-- EXERCISE --
Could you rename every "increment-arrow-icon" to "next-value-arrow" in the material below, changing nothing else, and return it with the pictures left out?

-- START OF EXTRACTED MATERIAL --

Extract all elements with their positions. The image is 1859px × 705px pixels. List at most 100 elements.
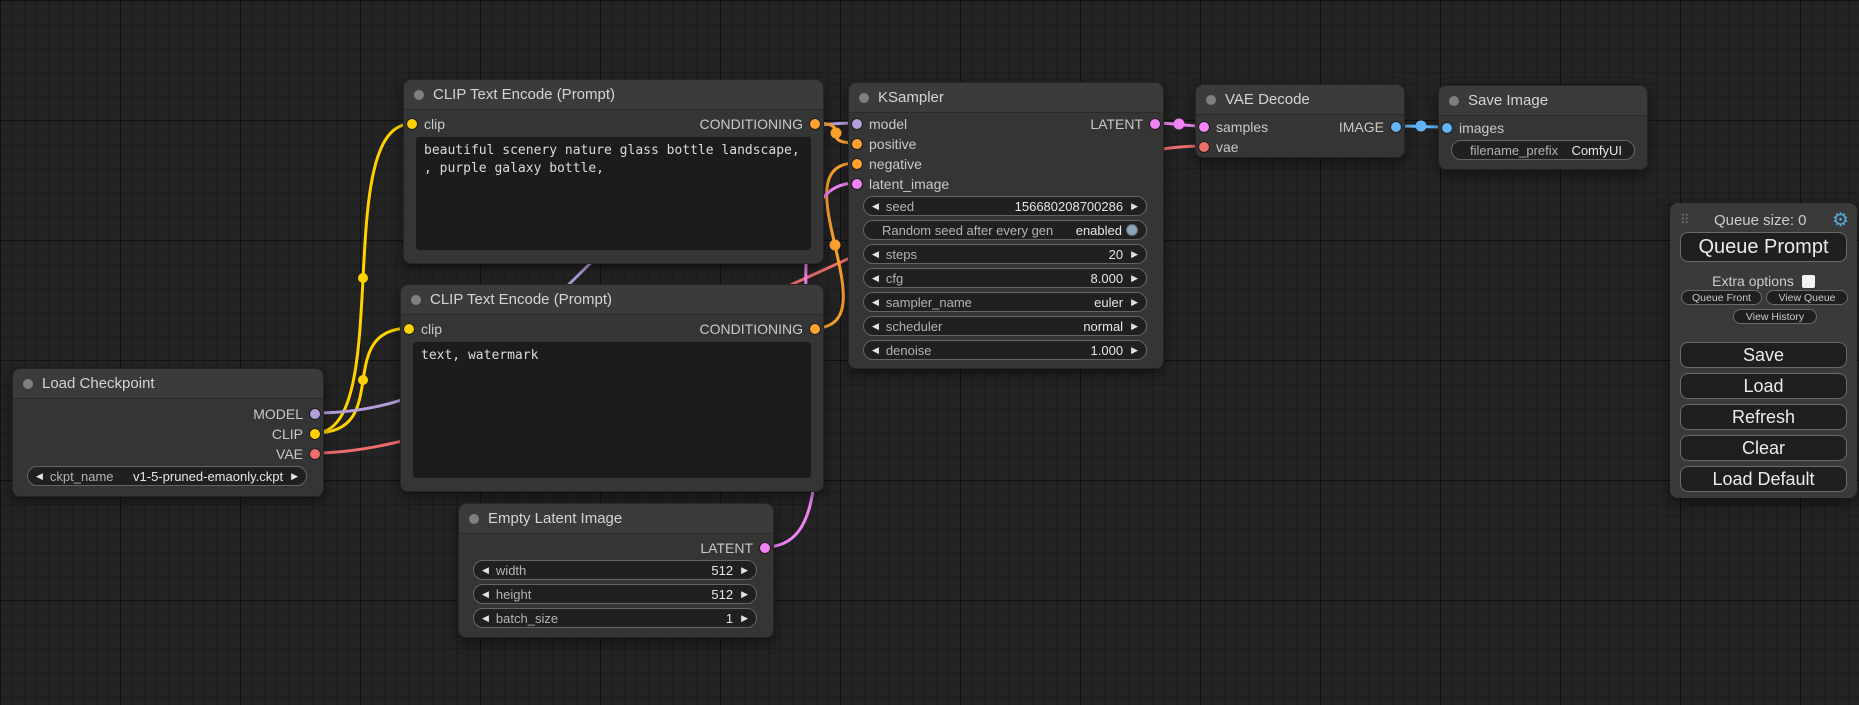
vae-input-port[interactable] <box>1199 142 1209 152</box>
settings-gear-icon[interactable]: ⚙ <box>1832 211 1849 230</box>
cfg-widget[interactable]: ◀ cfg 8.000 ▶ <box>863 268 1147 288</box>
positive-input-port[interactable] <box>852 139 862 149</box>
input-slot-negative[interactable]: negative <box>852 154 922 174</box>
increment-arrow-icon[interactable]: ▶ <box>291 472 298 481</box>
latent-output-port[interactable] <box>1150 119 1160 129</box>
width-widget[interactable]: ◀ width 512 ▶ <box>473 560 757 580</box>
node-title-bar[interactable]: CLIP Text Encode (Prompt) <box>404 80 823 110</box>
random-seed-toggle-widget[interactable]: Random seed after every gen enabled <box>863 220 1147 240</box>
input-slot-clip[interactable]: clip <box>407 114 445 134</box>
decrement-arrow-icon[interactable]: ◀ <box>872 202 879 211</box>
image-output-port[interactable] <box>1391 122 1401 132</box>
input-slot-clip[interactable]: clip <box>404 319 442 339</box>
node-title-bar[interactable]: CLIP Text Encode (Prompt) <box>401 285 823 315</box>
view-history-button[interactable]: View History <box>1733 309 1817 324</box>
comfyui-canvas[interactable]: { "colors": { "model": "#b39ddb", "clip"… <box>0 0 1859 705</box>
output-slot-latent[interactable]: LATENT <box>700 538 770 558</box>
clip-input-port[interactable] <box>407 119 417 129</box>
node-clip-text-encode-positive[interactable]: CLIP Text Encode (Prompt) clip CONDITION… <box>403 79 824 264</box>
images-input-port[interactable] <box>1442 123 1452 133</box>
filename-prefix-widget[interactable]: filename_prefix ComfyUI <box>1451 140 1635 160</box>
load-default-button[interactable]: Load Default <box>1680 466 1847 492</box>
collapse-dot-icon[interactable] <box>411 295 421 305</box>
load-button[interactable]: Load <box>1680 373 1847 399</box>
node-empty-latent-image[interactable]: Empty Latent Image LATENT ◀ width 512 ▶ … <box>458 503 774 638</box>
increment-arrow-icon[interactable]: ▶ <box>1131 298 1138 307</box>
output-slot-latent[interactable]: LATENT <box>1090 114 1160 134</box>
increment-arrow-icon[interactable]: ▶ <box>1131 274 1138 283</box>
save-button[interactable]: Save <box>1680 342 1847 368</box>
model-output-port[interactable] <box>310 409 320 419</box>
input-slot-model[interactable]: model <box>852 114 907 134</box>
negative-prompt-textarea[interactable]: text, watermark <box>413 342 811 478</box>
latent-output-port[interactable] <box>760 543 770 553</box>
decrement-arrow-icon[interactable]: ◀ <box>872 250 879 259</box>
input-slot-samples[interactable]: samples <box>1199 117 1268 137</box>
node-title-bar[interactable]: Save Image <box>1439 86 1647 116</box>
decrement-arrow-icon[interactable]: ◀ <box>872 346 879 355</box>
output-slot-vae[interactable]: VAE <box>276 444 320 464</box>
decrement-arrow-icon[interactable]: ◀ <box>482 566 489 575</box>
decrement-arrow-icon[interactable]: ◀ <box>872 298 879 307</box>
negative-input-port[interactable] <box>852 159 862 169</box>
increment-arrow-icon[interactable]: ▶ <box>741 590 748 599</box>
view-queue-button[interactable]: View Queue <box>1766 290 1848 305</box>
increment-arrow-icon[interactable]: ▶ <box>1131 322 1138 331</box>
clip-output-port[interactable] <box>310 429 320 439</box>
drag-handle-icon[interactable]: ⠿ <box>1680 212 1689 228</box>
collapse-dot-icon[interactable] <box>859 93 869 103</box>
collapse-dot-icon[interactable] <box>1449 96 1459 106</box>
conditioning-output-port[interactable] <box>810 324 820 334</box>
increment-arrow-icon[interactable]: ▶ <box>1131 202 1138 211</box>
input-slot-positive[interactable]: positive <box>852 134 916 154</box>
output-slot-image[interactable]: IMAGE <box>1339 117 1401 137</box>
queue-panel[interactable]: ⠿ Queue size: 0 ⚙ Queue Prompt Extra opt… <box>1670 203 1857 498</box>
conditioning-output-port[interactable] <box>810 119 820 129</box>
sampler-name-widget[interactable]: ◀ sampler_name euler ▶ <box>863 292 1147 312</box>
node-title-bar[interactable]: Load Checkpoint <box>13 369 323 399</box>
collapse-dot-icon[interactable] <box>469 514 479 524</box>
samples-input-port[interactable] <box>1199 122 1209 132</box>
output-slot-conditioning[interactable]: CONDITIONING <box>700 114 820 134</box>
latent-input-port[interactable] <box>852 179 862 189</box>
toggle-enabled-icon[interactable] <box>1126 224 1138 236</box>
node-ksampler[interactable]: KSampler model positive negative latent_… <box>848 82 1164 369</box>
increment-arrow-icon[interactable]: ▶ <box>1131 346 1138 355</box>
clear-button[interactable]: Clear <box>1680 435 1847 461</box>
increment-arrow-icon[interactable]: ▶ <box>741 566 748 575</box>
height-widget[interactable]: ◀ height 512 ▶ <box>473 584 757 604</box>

-- END OF EXTRACTED MATERIAL --

-- RIGHT ANSWER --
Extract all elements with their positions. The image is 1859px × 705px pixels. List at most 100 elements.
vae-input-port[interactable] <box>1199 142 1209 152</box>
settings-gear-icon[interactable]: ⚙ <box>1832 211 1849 230</box>
cfg-widget[interactable]: ◀ cfg 8.000 ▶ <box>863 268 1147 288</box>
positive-input-port[interactable] <box>852 139 862 149</box>
input-slot-negative[interactable]: negative <box>852 154 922 174</box>
next-value-arrow[interactable]: ▶ <box>291 472 298 481</box>
latent-output-port[interactable] <box>1150 119 1160 129</box>
width-widget[interactable]: ◀ width 512 ▶ <box>473 560 757 580</box>
node-title-bar[interactable]: CLIP Text Encode (Prompt) <box>404 80 823 110</box>
random-seed-toggle-widget[interactable]: Random seed after every gen enabled <box>863 220 1147 240</box>
input-slot-clip[interactable]: clip <box>407 114 445 134</box>
decrement-arrow-icon[interactable]: ◀ <box>872 202 879 211</box>
image-output-port[interactable] <box>1391 122 1401 132</box>
input-slot-clip[interactable]: clip <box>404 319 442 339</box>
node-title-bar[interactable]: CLIP Text Encode (Prompt) <box>401 285 823 315</box>
view-history-button[interactable]: View History <box>1733 309 1817 324</box>
comfyui-canvas[interactable]: { "colors": { "model": "#b39ddb", "clip"… <box>0 0 1859 705</box>
output-slot-latent[interactable]: LATENT <box>700 538 770 558</box>
clip-input-port[interactable] <box>407 119 417 129</box>
node-clip-text-encode-positive[interactable]: CLIP Text Encode (Prompt) clip CONDITION… <box>403 79 824 264</box>
images-input-port[interactable] <box>1442 123 1452 133</box>
filename-prefix-widget[interactable]: filename_prefix ComfyUI <box>1451 140 1635 160</box>
load-default-button[interactable]: Load Default <box>1680 466 1847 492</box>
collapse-dot-icon[interactable] <box>411 295 421 305</box>
load-button[interactable]: Load <box>1680 373 1847 399</box>
node-empty-latent-image[interactable]: Empty Latent Image LATENT ◀ width 512 ▶ … <box>458 503 774 638</box>
next-value-arrow[interactable]: ▶ <box>1131 298 1138 307</box>
output-slot-latent[interactable]: LATENT <box>1090 114 1160 134</box>
next-value-arrow[interactable]: ▶ <box>1131 274 1138 283</box>
save-button[interactable]: Save <box>1680 342 1847 368</box>
model-output-port[interactable] <box>310 409 320 419</box>
input-slot-model[interactable]: model <box>852 114 907 134</box>
negative-prompt-textarea[interactable]: text, watermark <box>413 342 811 478</box>
latent-output-port[interactable] <box>760 543 770 553</box>
decrement-arrow-icon[interactable]: ◀ <box>872 250 879 259</box>
input-slot-samples[interactable]: samples <box>1199 117 1268 137</box>
node-title-bar[interactable]: Save Image <box>1439 86 1647 116</box>
decrement-arrow-icon[interactable]: ◀ <box>872 346 879 355</box>
output-slot-vae[interactable]: VAE <box>276 444 320 464</box>
decrement-arrow-icon[interactable]: ◀ <box>482 566 489 575</box>
decrement-arrow-icon[interactable]: ◀ <box>872 298 879 307</box>
negative-input-port[interactable] <box>852 159 862 169</box>
next-value-arrow[interactable]: ▶ <box>741 590 748 599</box>
view-queue-button[interactable]: View Queue <box>1766 290 1848 305</box>
next-value-arrow[interactable]: ▶ <box>1131 322 1138 331</box>
clip-output-port[interactable] <box>310 429 320 439</box>
drag-handle-icon[interactable]: ⠿ <box>1680 212 1689 228</box>
collapse-dot-icon[interactable] <box>859 93 869 103</box>
collapse-dot-icon[interactable] <box>1449 96 1459 106</box>
conditioning-output-port[interactable] <box>810 324 820 334</box>
next-value-arrow[interactable]: ▶ <box>1131 202 1138 211</box>
input-slot-positive[interactable]: positive <box>852 134 916 154</box>
output-slot-image[interactable]: IMAGE <box>1339 117 1401 137</box>
queue-panel[interactable]: ⠿ Queue size: 0 ⚙ Queue Prompt Extra opt… <box>1670 203 1857 498</box>
conditioning-output-port[interactable] <box>810 119 820 129</box>
sampler-name-widget[interactable]: ◀ sampler_name euler ▶ <box>863 292 1147 312</box>
node-title-bar[interactable]: Load Checkpoint <box>13 369 323 399</box>
collapse-dot-icon[interactable] <box>469 514 479 524</box>
samples-input-port[interactable] <box>1199 122 1209 132</box>
output-slot-conditioning[interactable]: CONDITIONING <box>700 114 820 134</box>
latent-input-port[interactable] <box>852 179 862 189</box>
toggle-enabled-icon[interactable] <box>1126 224 1138 236</box>
node-ksampler[interactable]: KSampler model positive negative latent_… <box>848 82 1164 369</box>
next-value-arrow[interactable]: ▶ <box>1131 346 1138 355</box>
clear-button[interactable]: Clear <box>1680 435 1847 461</box>
next-value-arrow[interactable]: ▶ <box>741 566 748 575</box>
height-widget[interactable]: ◀ height 512 ▶ <box>473 584 757 604</box>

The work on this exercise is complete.